> [The request]: The entries below are to be repeated exactly as they stand.

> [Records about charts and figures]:
• • • • • • •

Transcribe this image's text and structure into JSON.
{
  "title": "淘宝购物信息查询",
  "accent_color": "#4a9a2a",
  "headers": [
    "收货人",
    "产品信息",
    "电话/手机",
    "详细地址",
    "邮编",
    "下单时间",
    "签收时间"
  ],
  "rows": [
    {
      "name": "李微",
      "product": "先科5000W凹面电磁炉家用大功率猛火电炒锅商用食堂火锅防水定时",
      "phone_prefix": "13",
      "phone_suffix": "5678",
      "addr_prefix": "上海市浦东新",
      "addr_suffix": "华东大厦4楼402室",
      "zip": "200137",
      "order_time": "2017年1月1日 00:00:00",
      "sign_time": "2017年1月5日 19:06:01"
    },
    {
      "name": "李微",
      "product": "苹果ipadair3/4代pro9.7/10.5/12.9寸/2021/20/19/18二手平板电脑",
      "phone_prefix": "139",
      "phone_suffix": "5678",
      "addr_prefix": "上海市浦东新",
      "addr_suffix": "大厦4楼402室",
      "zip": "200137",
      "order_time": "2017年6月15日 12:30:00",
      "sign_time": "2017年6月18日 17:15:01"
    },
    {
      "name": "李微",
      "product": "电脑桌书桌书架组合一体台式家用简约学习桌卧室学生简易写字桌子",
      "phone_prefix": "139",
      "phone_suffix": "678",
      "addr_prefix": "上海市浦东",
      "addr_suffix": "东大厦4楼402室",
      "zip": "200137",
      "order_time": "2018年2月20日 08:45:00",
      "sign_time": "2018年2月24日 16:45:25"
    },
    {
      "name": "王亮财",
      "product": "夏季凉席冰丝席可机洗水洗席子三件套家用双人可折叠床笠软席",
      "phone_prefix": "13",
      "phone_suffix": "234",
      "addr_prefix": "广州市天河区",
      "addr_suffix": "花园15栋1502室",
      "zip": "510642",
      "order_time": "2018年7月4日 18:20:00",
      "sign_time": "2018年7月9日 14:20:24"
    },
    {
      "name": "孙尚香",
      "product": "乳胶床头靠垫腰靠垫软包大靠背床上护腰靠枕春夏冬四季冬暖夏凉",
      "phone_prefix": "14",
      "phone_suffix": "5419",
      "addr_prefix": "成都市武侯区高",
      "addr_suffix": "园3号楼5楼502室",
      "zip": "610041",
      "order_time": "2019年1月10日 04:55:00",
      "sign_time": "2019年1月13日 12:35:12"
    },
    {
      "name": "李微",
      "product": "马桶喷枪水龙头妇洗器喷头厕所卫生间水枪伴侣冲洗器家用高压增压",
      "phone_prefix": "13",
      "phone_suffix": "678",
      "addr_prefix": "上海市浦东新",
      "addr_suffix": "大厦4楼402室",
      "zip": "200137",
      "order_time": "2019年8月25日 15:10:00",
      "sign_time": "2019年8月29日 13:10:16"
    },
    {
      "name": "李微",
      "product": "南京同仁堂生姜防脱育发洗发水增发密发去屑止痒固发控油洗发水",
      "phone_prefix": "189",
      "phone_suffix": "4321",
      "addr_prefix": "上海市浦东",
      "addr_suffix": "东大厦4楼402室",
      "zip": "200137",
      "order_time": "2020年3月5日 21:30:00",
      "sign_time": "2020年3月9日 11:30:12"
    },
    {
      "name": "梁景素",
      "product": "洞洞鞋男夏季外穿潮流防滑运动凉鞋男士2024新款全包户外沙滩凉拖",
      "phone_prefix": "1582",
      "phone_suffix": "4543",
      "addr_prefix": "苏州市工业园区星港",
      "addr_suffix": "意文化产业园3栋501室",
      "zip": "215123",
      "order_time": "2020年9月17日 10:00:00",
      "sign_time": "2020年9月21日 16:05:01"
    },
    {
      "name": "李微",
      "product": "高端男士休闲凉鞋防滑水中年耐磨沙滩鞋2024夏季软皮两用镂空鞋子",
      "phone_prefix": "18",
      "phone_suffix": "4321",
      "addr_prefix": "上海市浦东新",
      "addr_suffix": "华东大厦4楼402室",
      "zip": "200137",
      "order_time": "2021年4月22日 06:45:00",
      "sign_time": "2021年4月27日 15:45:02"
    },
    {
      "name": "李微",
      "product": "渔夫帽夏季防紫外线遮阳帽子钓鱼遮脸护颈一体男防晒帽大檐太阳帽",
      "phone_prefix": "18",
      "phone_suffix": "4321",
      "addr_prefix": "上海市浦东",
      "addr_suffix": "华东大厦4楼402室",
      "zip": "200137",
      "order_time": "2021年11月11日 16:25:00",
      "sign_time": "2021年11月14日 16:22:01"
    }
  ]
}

• • • • • • •

> [Solution to this problem]:
Transcribe this image's text and structure into JSON.
{
  "title": "淘宝购物信息查询",
  "accent_color": "#4a9a2a",
  "headers": [
    "收货人",
    "产品信息",
    "电话/手机",
    "详细地址",
    "邮编",
    "下单时间",
    "签收时间"
  ],
  "rows": [
    {
      "name": "李微",
      "product": "先科5000W凹面电磁炉家用大功率猛火电炒锅商用食堂火锅防水定时",
      "phone_prefix": "13",
      "phone_suffix": "5678",
      "addr_prefix": "上海市浦东新",
      "addr_suffix": "华东大厦4楼402室",
      "zip": "200137",
      "order_time": "2017年1月1日 00:00:00",
      "sign_time": "2017年1月5日 19:06:01"
    },
    {
      "name": "李微",
      "product": "苹果ipadair3/4代pro9.7/10.5/12.9寸/2021/20/19/18二手平板电脑",
      "phone_prefix": "139",
      "phone_suffix": "5678",
      "addr_prefix": "上海市浦东新",
      "addr_suffix": "大厦4楼402室",
      "zip": "200137",
      "order_time": "2017年6月15日 12:30:00",
      "sign_time": "2017年6月18日 17:15:01"
    },
    {
      "name": "李微",
      "product": "电脑桌书桌书架组合一体台式家用简约学习桌卧室学生简易写字桌子",
      "phone_prefix": "139",
      "phone_suffix": "678",
      "addr_prefix": "上海市浦东",
      "addr_suffix": "东大厦4楼402室",
      "zip": "200137",
      "order_time": "2018年2月20日 08:45:00",
      "sign_time": "2018年2月24日 16:45:25"
    },
    {
      "name": "王亮财",
      "product": "夏季凉席冰丝席可机洗水洗席子三件套家用双人可折叠床笠软席",
      "phone_prefix": "13",
      "phone_suffix": "234",
      "addr_prefix": "广州市天河区",
      "addr_suffix": "花园15栋1502室",
      "zip": "510642",
      "order_time": "2018年7月4日 18:20:00",
      "sign_time": "2018年7月9日 14:20:24"
    },
    {
      "name": "孙尚香",
      "product": "乳胶床头靠垫腰靠垫软包大靠背床上护腰靠枕春夏冬四季冬暖夏凉",
      "phone_prefix": "14",
      "phone_suffix": "5419",
      "addr_prefix": "成都市武侯区高",
      "addr_suffix": "园3号楼5楼502室",
      "zip": "610041",
      "order_time": "2019年1月10日 04:55:00",
      "sign_time": "2019年1月13日 12:35:12"
    },
    {
      "name": "李微",
      "product": "马桶喷枪水龙头妇洗器喷头厕所卫生间水枪伴侣冲洗器家用高压增压",
      "phone_prefix": "13",
      "phone_suffix": "678",
      "addr_prefix": "上海市浦东新",
      "addr_suffix": "大厦4楼402室",
      "zip": "200137",
      "order_time": "2019年8月25日 15:10:00",
      "sign_time": "2019年8月29日 13:10:16"
    },
    {
      "name": "李微",
      "product": "南京同仁堂生姜防脱育发洗发水增发密发去屑止痒固发控油洗发水",
      "phone_prefix": "189",
      "phone_suffix": "4321",
      "addr_prefix": "上海市浦东",
      "addr_suffix": "东大厦4楼402室",
      "zip": "200137",
      "order_time": "2020年3月5日 21:30:00",
      "sign_time": "2020年3月9日 11:30:12"
    },
    {
      "name": "梁景素",
      "product": "洞洞鞋男夏季外穿潮流防滑运动凉鞋男士2024新款全包户外沙滩凉拖",
      "phone_prefix": "1582",
      "phone_suffix": "4543",
      "addr_prefix": "苏州市工业园区星港",
      "addr_suffix": "意文化产业园3栋501室",
      "zip": "215123",
      "order_time": "2020年9月17日 10:00:00",
      "sign_time": "2020年9月21日 16:05:01"
    },
    {
      "name": "李微",
      "product": "高端男士休闲凉鞋防滑水中年耐磨沙滩鞋2024夏季软皮两用镂空鞋子",
      "phone_prefix": "18",
      "phone_suffix": "4321",
      "addr_prefix": "上海市浦东新",
      "addr_suffix": "华东大厦4楼402室",
      "zip": "200137",
      "order_time": "2021年4月22日 06:45:00",
      "sign_time": "2021年4月27日 15:45:02"
    },
    {
      "name": "李微",
      "product": "渔夫帽夏季防紫外线遮阳帽子钓鱼遮脸护颈一体男防晒帽大檐太阳帽",
      "phone_prefix": "18",
      "phone_suffix": "4321",
      "addr_prefix": "上海市浦东",
      "addr_suffix": "华东大厦4楼402室",
      "zip": "200137",
      "order_time": "2021年11月11日 16:25:00",
      "sign_time": "2021年11月14日 16:22:01"
    }
  ]
}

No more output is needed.